(Data excerpts)

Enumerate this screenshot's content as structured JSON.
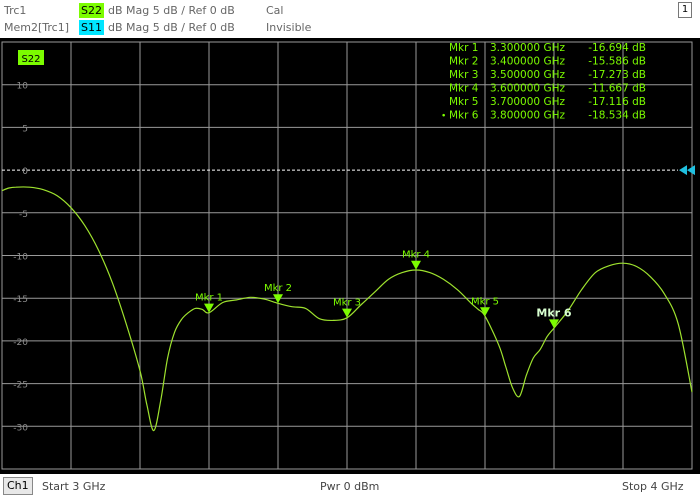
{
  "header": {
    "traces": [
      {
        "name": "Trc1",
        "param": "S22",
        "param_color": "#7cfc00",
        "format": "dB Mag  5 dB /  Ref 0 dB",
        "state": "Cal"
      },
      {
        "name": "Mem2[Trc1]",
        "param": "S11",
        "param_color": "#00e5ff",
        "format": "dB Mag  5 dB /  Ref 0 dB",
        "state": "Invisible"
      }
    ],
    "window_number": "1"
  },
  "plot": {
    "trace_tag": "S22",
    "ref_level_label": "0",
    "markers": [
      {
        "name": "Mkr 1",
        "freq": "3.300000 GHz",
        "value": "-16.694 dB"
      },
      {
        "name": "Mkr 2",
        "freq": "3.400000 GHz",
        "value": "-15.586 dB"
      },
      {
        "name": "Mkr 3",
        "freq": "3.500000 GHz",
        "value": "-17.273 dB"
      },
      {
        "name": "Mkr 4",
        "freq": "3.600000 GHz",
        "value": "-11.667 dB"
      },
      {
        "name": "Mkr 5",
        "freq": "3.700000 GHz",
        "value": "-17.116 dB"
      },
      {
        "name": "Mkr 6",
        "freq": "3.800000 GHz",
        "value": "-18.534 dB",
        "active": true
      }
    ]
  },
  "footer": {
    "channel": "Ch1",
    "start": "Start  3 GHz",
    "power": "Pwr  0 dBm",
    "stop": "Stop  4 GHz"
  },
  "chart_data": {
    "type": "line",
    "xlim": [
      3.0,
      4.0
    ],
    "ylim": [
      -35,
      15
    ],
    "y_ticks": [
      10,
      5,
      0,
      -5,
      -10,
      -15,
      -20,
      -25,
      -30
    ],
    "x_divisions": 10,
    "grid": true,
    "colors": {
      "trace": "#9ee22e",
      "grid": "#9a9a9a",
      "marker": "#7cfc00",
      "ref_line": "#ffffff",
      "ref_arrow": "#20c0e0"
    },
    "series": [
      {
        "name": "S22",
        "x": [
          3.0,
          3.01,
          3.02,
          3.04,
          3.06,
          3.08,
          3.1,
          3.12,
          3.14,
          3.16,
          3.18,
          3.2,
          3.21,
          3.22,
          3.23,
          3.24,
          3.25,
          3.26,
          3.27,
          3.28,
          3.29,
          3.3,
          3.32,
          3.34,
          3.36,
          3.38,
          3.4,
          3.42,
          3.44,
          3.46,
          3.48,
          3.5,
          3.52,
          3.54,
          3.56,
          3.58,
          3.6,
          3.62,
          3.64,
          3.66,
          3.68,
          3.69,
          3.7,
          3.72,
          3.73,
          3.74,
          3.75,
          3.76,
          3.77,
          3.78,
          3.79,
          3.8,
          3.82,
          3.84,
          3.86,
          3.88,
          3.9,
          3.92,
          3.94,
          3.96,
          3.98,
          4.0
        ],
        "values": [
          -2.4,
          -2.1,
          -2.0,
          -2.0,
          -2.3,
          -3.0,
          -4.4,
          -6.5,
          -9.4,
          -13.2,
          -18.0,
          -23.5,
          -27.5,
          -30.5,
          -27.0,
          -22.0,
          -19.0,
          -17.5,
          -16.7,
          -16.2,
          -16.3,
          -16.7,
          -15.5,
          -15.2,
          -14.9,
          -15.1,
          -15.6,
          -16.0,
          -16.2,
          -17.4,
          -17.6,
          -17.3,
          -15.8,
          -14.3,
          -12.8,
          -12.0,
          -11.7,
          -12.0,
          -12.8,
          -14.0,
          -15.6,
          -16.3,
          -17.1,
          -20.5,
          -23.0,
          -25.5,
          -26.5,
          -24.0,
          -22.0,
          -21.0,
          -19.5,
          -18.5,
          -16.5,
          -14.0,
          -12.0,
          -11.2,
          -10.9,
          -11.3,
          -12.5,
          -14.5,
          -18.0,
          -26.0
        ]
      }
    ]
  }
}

...

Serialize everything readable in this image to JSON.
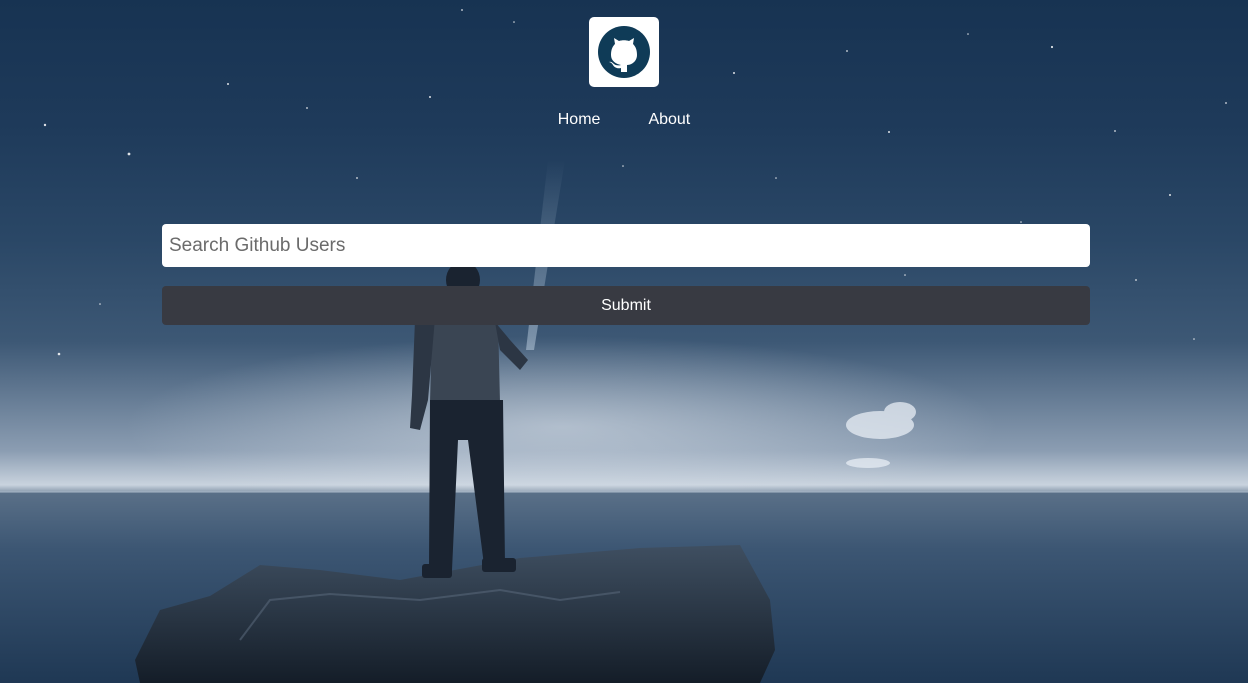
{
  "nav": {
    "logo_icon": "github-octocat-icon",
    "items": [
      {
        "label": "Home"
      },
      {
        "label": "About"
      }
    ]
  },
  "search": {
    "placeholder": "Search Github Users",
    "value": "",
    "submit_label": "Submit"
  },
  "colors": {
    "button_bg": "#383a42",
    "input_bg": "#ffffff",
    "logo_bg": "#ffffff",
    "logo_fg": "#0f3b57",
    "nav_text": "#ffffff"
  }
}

:: WHAT TO DO ::
From the records above, how many lines include the word "name"? Only the number is wanted.

:: PROBLEM SOLUTION ::
9